BEGIN

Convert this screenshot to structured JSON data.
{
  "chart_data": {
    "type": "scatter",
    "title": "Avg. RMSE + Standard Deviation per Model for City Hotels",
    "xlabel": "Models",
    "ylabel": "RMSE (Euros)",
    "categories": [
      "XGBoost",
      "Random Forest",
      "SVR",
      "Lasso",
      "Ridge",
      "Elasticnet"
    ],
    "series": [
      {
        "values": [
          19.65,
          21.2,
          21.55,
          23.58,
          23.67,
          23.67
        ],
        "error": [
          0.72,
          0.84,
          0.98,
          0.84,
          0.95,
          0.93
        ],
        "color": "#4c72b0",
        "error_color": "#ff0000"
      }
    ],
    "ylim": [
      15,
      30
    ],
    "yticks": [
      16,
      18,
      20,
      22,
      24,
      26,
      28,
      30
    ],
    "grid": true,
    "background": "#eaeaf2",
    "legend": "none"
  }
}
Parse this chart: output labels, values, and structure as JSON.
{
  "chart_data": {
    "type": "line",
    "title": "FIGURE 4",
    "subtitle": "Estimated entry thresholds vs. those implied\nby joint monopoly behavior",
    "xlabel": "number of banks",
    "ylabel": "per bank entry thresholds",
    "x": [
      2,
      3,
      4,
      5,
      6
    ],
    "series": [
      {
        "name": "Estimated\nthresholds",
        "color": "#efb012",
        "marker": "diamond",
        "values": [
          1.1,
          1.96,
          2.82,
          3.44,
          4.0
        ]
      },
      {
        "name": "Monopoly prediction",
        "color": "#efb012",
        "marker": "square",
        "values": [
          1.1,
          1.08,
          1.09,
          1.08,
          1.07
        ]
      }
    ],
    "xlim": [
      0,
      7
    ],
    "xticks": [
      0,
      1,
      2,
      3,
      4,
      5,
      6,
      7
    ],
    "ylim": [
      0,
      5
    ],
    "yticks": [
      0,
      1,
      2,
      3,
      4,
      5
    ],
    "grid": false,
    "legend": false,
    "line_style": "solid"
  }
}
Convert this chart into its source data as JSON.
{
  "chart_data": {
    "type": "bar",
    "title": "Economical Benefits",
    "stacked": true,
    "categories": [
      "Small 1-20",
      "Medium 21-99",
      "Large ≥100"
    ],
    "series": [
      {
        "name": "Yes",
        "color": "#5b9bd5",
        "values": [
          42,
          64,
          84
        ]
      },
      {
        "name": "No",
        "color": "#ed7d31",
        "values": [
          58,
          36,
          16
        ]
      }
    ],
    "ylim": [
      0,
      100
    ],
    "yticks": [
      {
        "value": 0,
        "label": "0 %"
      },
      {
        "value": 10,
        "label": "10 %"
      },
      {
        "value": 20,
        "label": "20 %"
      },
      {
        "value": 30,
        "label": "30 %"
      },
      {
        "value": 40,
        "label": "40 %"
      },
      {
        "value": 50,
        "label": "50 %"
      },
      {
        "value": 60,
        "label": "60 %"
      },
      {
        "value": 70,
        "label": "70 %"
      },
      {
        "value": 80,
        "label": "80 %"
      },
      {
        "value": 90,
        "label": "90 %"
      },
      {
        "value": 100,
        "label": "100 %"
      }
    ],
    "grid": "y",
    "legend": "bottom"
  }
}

END

**WHAT TO DO:** Exactly as they are written, print the entries again.

**REPLY:**
Convert this screenshot to structured JSON data.
{
  "chart_data": {
    "type": "scatter",
    "title": "Avg. RMSE + Standard Deviation per Model for City Hotels",
    "xlabel": "Models",
    "ylabel": "RMSE (Euros)",
    "categories": [
      "XGBoost",
      "Random Forest",
      "SVR",
      "Lasso",
      "Ridge",
      "Elasticnet"
    ],
    "series": [
      {
        "values": [
          19.65,
          21.2,
          21.55,
          23.58,
          23.67,
          23.67
        ],
        "error": [
          0.72,
          0.84,
          0.98,
          0.84,
          0.95,
          0.93
        ],
        "color": "#4c72b0",
        "error_color": "#ff0000"
      }
    ],
    "ylim": [
      15,
      30
    ],
    "yticks": [
      16,
      18,
      20,
      22,
      24,
      26,
      28,
      30
    ],
    "grid": true,
    "background": "#eaeaf2",
    "legend": "none"
  }
}
Parse this chart: output labels, values, and structure as JSON.
{
  "chart_data": {
    "type": "line",
    "title": "FIGURE 4",
    "subtitle": "Estimated entry thresholds vs. those implied\nby joint monopoly behavior",
    "xlabel": "number of banks",
    "ylabel": "per bank entry thresholds",
    "x": [
      2,
      3,
      4,
      5,
      6
    ],
    "series": [
      {
        "name": "Estimated\nthresholds",
        "color": "#efb012",
        "marker": "diamond",
        "values": [
          1.1,
          1.96,
          2.82,
          3.44,
          4.0
        ]
      },
      {
        "name": "Monopoly prediction",
        "color": "#efb012",
        "marker": "square",
        "values": [
          1.1,
          1.08,
          1.09,
          1.08,
          1.07
        ]
      }
    ],
    "xlim": [
      0,
      7
    ],
    "xticks": [
      0,
      1,
      2,
      3,
      4,
      5,
      6,
      7
    ],
    "ylim": [
      0,
      5
    ],
    "yticks": [
      0,
      1,
      2,
      3,
      4,
      5
    ],
    "grid": false,
    "legend": false,
    "line_style": "solid"
  }
}
Convert this chart into its source data as JSON.
{
  "chart_data": {
    "type": "bar",
    "title": "Economical Benefits",
    "stacked": true,
    "categories": [
      "Small 1-20",
      "Medium 21-99",
      "Large ≥100"
    ],
    "series": [
      {
        "name": "Yes",
        "color": "#5b9bd5",
        "values": [
          42,
          64,
          84
        ]
      },
      {
        "name": "No",
        "color": "#ed7d31",
        "values": [
          58,
          36,
          16
        ]
      }
    ],
    "ylim": [
      0,
      100
    ],
    "yticks": [
      {
        "value": 0,
        "label": "0 %"
      },
      {
        "value": 10,
        "label": "10 %"
      },
      {
        "value": 20,
        "label": "20 %"
      },
      {
        "value": 30,
        "label": "30 %"
      },
      {
        "value": 40,
        "label": "40 %"
      },
      {
        "value": 50,
        "label": "50 %"
      },
      {
        "value": 60,
        "label": "60 %"
      },
      {
        "value": 70,
        "label": "70 %"
      },
      {
        "value": 80,
        "label": "80 %"
      },
      {
        "value": 90,
        "label": "90 %"
      },
      {
        "value": 100,
        "label": "100 %"
      }
    ],
    "grid": "y",
    "legend": "bottom"
  }
}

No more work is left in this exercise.